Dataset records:
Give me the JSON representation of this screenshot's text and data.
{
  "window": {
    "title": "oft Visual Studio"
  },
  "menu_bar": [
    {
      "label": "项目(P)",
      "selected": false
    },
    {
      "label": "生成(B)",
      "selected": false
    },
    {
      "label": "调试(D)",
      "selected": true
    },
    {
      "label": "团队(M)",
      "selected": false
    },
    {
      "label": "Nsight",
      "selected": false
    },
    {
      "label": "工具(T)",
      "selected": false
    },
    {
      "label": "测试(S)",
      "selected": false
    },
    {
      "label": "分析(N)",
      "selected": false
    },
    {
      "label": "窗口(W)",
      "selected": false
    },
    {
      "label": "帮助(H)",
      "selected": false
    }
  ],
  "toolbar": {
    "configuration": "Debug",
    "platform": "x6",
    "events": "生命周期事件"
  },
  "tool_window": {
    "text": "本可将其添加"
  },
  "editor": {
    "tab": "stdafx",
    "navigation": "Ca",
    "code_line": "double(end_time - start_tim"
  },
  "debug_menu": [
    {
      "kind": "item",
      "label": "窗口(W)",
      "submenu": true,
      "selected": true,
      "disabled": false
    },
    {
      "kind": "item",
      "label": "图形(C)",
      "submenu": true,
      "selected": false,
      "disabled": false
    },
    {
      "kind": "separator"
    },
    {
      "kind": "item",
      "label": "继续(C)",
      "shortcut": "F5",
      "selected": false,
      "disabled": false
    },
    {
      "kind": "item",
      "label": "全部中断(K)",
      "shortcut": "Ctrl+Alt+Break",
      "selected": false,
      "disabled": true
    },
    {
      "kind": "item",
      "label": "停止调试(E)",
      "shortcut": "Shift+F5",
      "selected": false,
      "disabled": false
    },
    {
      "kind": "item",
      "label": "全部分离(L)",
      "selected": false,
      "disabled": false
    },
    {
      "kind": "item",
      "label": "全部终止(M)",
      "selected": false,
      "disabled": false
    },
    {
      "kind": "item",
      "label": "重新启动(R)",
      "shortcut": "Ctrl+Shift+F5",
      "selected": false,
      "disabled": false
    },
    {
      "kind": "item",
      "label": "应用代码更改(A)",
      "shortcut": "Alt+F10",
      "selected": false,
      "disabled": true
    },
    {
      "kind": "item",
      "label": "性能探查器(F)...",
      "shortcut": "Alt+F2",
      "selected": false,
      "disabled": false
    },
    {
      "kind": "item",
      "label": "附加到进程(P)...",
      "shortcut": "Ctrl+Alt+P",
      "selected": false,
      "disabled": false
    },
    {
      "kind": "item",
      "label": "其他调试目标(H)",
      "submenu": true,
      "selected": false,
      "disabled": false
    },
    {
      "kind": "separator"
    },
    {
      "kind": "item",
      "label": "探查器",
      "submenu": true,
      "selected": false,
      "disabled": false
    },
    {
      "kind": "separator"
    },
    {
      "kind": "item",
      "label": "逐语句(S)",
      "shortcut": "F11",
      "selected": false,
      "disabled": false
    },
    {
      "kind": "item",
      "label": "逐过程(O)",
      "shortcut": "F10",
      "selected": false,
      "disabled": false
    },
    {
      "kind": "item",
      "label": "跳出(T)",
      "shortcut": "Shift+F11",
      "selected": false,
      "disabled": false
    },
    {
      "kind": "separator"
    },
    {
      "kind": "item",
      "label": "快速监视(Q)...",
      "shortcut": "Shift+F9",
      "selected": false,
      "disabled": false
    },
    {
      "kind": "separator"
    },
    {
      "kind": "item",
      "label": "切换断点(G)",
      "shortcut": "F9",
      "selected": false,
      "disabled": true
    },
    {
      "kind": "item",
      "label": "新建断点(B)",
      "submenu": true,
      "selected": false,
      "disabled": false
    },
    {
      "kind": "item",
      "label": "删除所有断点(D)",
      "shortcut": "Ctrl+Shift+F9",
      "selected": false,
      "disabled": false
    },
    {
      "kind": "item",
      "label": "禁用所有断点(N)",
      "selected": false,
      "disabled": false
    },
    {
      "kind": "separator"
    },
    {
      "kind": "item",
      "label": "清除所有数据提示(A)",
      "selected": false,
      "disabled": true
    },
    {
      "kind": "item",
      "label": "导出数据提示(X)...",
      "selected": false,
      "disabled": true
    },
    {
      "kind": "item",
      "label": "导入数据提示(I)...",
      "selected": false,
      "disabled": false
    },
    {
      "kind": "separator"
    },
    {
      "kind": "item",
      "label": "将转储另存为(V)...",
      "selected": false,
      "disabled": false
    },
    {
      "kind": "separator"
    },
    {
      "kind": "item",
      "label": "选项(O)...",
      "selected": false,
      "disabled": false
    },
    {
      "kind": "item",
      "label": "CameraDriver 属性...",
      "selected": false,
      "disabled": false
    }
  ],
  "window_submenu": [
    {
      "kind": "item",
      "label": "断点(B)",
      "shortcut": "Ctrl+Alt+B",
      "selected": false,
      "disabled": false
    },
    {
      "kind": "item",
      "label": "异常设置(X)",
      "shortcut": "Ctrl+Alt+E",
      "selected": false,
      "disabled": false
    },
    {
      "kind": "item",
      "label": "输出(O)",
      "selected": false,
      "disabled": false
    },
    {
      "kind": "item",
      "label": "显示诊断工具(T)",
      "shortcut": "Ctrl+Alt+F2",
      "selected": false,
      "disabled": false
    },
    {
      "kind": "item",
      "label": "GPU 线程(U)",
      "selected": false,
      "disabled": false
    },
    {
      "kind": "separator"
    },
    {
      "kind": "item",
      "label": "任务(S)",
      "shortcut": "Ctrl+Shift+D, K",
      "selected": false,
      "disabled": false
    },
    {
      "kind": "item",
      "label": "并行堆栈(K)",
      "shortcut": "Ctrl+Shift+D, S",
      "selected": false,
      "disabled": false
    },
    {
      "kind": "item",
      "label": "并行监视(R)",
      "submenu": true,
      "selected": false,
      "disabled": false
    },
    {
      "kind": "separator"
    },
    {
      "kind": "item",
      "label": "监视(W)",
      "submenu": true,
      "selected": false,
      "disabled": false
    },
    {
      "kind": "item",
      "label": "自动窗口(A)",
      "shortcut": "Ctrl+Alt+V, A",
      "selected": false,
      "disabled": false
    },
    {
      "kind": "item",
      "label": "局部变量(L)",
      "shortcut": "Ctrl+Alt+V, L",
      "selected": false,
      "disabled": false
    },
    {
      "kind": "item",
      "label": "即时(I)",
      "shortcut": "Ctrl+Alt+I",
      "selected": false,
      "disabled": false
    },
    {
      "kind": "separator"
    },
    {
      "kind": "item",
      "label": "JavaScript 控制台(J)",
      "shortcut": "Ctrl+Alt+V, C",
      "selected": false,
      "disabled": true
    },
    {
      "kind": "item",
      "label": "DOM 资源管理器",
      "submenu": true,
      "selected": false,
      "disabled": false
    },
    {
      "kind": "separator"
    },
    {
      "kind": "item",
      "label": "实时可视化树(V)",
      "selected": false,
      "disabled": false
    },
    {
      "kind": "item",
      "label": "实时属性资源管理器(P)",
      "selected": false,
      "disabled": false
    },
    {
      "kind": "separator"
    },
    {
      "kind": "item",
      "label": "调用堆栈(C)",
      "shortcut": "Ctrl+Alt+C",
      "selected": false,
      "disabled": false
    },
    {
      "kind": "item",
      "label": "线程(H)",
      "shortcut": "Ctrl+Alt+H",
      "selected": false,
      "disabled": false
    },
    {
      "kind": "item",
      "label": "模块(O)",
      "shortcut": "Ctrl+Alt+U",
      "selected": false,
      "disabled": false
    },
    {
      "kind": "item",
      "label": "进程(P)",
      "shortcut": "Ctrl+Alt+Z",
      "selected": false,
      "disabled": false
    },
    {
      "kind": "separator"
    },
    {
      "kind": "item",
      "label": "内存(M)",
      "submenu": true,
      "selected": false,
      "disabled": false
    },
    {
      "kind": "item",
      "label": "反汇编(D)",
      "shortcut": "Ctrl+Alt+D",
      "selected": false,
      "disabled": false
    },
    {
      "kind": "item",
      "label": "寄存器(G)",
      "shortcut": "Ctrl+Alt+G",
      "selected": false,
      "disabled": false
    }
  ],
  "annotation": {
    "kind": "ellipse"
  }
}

▶ _Problem statement_
Read through the entries and copy each line in which "text" appears.

▶ _Correct result_
Give me the JSON representation of this screenshot's text and data.
    "text": "本可将其添加"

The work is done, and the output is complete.